SELECTED EXTRACT
========================================

Letters to the Editor

Letters to the editor May 2

Mon Health needs to
restore midwife position
The U.S. is in a maternal mortality crisis, and by firing  its sole midwife, Mon Health just made it more dangerous for West Virginia women to give birth.
This feels personal for me, because I have a 7-month-old son, and I feel thankful that he’s here and healthy, and that I am too, because our story could have had a different ending.
The person who’s the hero of our story was my midwife at Mon Health, Gail Rock. She was amazing. During my pregnancy, she was available by text to answer any question at any time. She stayed with us during nearly my whole labor, helping me find positions that would turn my son and ease labor. This sort of support is rare if not unheard-of-from an OB-GYN. And after my son was born, I had a serious hemorrhage, losing half of the blood in my body; Rock set up transfusions before my husband and I were even aware that I had been in danger.

========================================

(Page segmentation data)
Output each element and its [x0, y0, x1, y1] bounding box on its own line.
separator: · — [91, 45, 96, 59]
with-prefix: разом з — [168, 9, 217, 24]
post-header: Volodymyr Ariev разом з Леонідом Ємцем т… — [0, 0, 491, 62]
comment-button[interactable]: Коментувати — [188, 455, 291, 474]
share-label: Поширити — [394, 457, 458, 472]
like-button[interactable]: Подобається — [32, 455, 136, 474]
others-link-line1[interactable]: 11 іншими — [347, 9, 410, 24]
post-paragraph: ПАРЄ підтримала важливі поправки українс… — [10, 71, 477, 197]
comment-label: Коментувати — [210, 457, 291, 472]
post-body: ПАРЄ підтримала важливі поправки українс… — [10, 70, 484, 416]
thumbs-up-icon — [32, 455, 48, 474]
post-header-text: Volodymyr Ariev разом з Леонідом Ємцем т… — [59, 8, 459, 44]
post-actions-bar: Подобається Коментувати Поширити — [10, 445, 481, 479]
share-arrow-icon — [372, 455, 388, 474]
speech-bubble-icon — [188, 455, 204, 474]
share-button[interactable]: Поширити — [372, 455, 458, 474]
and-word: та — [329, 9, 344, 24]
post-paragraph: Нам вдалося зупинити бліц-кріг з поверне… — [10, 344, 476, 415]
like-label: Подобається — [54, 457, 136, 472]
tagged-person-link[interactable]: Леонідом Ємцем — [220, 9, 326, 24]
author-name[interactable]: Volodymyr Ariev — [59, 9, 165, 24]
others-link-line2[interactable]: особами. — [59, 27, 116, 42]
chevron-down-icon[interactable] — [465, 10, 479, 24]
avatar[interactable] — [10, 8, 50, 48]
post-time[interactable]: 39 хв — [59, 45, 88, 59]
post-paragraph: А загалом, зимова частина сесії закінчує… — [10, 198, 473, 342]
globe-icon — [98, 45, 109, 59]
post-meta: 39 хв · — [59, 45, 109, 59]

========================================

PROBLEMS TO SOLVE
**1.** From the letter about Mon Health's midwife, extract everything from "Mon Health needs" down to "to give birth.".
**2.** In the letter about Mon Health's midwife, what is the name of the midwife who cared for the writer?

ANSWERS TO THE TASKS
**1.**
Mon Health needs to
restore midwife position
The U.S. is in a maternal mortality crisis, and by firing  its sole midwife, Mon Health just made it more dangerous for West Virginia women to give birth.

**2.** Gail Rock.